**Problem to solve**
Among the following entries, count the lines that contain "Spot" and report only the result.

▼

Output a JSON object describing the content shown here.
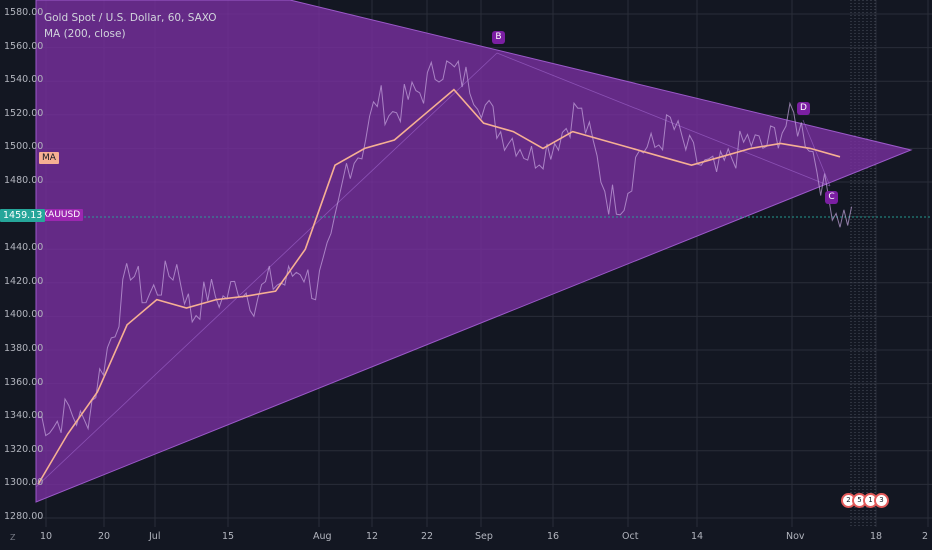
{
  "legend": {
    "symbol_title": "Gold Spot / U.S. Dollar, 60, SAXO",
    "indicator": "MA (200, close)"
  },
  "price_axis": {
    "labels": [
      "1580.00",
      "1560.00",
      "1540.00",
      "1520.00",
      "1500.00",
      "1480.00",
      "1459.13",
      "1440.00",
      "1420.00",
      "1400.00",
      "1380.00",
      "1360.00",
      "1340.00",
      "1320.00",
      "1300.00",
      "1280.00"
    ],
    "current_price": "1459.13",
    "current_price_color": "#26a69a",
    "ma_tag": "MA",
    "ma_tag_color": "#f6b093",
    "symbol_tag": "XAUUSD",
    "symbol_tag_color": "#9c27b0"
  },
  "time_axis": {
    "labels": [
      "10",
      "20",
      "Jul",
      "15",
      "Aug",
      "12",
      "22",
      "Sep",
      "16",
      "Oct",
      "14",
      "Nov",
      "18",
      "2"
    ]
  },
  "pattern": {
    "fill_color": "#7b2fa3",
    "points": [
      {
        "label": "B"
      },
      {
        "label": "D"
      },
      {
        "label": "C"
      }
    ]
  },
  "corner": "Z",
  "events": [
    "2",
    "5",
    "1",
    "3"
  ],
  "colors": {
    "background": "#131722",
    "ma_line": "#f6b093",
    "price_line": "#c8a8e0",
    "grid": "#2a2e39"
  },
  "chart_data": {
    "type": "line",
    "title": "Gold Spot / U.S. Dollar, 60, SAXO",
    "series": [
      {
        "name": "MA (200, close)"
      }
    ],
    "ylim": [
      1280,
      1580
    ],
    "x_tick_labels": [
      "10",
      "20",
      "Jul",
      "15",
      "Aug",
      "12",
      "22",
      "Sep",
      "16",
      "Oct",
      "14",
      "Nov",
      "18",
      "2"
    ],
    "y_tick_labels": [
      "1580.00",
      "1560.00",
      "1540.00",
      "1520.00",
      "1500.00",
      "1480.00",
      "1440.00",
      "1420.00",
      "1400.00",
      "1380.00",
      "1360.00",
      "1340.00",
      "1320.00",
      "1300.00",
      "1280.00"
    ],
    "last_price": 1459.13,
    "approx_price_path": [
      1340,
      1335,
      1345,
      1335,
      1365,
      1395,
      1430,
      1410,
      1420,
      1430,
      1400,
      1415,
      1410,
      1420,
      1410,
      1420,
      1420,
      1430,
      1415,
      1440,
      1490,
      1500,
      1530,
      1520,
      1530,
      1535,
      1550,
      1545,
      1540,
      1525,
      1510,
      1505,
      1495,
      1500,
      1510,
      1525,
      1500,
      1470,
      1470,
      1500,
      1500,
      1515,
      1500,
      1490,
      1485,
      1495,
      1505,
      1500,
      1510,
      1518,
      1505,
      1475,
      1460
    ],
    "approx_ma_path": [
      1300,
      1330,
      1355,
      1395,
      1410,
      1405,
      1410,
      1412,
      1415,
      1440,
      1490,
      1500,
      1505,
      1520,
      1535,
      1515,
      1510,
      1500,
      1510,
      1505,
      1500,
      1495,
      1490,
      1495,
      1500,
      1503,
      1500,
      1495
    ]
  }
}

▲
▼

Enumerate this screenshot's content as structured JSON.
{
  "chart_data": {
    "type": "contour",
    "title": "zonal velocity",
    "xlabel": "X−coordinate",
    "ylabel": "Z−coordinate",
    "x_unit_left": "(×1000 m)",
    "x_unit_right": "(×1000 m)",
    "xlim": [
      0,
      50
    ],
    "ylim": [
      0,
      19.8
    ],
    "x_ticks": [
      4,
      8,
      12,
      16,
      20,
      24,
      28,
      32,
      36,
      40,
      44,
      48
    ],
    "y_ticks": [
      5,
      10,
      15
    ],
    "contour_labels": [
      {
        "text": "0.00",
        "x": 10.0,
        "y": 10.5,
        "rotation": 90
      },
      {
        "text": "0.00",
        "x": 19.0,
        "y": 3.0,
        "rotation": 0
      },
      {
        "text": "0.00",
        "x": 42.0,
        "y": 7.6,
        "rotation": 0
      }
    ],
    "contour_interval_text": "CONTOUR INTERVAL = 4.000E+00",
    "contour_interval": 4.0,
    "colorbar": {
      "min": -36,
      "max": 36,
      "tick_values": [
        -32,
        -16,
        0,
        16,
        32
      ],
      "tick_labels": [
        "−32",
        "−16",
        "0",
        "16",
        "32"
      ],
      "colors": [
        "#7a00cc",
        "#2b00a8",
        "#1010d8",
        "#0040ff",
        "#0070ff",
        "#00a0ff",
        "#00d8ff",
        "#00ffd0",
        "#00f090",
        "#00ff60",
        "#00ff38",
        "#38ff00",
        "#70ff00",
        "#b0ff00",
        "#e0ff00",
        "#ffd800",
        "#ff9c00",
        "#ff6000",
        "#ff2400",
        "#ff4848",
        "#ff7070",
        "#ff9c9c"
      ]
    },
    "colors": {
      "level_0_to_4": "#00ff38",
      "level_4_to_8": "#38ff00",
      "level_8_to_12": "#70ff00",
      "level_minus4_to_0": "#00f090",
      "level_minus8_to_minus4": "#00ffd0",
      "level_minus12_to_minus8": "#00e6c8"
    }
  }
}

▲

**Solution to the exercise**
2